> _Recorded data_
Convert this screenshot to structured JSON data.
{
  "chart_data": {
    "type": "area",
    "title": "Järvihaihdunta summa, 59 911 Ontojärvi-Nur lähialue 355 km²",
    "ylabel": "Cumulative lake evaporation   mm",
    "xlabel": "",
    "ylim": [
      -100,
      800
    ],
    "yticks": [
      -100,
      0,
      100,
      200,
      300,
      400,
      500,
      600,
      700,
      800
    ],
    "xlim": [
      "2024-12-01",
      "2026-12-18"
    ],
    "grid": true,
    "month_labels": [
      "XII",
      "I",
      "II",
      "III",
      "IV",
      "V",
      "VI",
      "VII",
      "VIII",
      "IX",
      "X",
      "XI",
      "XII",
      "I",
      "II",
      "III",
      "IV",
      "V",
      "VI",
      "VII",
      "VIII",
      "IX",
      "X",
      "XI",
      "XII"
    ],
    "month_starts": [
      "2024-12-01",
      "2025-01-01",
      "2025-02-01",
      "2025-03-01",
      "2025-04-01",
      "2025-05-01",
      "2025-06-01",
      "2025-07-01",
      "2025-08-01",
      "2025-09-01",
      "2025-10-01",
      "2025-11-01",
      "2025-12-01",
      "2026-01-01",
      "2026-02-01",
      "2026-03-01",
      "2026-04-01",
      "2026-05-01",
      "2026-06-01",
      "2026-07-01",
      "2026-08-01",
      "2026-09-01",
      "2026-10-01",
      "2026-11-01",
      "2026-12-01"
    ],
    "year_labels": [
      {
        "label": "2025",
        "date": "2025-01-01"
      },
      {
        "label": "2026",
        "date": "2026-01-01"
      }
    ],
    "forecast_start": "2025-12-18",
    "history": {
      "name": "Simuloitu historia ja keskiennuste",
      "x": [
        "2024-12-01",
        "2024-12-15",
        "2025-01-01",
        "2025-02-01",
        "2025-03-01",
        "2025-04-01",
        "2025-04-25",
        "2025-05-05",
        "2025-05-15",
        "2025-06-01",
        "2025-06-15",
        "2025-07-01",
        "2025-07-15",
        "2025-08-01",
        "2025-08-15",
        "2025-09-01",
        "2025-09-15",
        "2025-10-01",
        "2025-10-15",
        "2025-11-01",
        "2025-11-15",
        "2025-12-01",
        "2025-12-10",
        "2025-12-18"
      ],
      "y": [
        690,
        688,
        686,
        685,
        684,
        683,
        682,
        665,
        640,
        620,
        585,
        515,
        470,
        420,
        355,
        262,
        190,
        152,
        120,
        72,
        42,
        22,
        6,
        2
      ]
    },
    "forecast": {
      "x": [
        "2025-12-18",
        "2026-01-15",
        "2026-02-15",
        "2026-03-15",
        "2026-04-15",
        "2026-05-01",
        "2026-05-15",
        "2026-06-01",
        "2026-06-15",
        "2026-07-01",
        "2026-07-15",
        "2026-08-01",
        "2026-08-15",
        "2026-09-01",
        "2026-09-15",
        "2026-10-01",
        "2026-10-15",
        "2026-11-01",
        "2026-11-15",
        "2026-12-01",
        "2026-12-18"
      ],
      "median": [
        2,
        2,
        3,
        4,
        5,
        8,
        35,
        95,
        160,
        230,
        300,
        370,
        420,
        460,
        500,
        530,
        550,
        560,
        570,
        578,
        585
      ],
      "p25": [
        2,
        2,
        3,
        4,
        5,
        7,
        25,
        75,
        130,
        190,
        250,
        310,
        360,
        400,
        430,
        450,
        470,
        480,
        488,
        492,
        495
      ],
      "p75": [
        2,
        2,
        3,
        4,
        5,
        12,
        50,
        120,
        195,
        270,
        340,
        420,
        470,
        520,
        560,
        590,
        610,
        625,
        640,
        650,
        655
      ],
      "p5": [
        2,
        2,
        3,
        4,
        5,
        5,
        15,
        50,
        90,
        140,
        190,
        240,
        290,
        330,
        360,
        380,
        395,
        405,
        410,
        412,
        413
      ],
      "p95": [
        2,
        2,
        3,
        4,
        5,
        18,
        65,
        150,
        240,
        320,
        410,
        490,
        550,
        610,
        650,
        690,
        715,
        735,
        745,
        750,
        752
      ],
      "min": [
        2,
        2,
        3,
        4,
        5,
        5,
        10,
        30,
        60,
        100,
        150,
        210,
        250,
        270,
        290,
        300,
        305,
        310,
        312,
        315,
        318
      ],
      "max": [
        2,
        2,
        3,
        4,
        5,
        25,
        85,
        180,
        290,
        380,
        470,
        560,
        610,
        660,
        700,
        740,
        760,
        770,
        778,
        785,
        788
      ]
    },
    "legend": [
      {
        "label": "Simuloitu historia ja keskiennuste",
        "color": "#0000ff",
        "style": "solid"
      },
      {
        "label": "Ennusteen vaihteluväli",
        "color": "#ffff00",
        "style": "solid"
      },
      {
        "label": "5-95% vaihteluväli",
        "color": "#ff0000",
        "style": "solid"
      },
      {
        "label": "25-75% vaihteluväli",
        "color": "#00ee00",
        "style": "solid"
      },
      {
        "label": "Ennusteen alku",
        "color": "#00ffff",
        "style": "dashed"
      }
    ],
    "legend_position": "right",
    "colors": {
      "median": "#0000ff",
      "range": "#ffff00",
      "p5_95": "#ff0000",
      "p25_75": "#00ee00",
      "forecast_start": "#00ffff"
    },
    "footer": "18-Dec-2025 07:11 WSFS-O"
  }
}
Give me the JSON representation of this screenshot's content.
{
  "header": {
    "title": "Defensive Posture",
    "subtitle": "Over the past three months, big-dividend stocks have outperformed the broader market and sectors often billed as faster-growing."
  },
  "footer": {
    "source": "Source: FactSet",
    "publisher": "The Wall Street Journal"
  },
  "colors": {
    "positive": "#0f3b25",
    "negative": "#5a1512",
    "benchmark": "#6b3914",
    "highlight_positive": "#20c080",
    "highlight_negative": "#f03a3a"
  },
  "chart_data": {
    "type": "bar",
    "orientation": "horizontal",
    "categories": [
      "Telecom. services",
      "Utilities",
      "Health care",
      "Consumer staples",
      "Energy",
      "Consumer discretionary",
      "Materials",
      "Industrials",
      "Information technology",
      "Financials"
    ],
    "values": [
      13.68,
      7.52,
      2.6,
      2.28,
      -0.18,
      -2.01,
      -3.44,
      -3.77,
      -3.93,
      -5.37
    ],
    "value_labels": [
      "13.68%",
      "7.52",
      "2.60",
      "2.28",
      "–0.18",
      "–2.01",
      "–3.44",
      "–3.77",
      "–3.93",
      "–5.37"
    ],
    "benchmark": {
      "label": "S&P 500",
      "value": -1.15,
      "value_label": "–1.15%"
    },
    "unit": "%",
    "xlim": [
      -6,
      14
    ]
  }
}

> _Exercise brief_
Reproduce, word for word, only the lines from the one that contains "Give me the" through the final line.

> _Answer in full_
Give me the JSON representation of this screenshot's content.
{
  "header": {
    "title": "Defensive Posture",
    "subtitle": "Over the past three months, big-dividend stocks have outperformed the broader market and sectors often billed as faster-growing."
  },
  "footer": {
    "source": "Source: FactSet",
    "publisher": "The Wall Street Journal"
  },
  "colors": {
    "positive": "#0f3b25",
    "negative": "#5a1512",
    "benchmark": "#6b3914",
    "highlight_positive": "#20c080",
    "highlight_negative": "#f03a3a"
  },
  "chart_data": {
    "type": "bar",
    "orientation": "horizontal",
    "categories": [
      "Telecom. services",
      "Utilities",
      "Health care",
      "Consumer staples",
      "Energy",
      "Consumer discretionary",
      "Materials",
      "Industrials",
      "Information technology",
      "Financials"
    ],
    "values": [
      13.68,
      7.52,
      2.6,
      2.28,
      -0.18,
      -2.01,
      -3.44,
      -3.77,
      -3.93,
      -5.37
    ],
    "value_labels": [
      "13.68%",
      "7.52",
      "2.60",
      "2.28",
      "–0.18",
      "–2.01",
      "–3.44",
      "–3.77",
      "–3.93",
      "–5.37"
    ],
    "benchmark": {
      "label": "S&P 500",
      "value": -1.15,
      "value_label": "–1.15%"
    },
    "unit": "%",
    "xlim": [
      -6,
      14
    ]
  }
}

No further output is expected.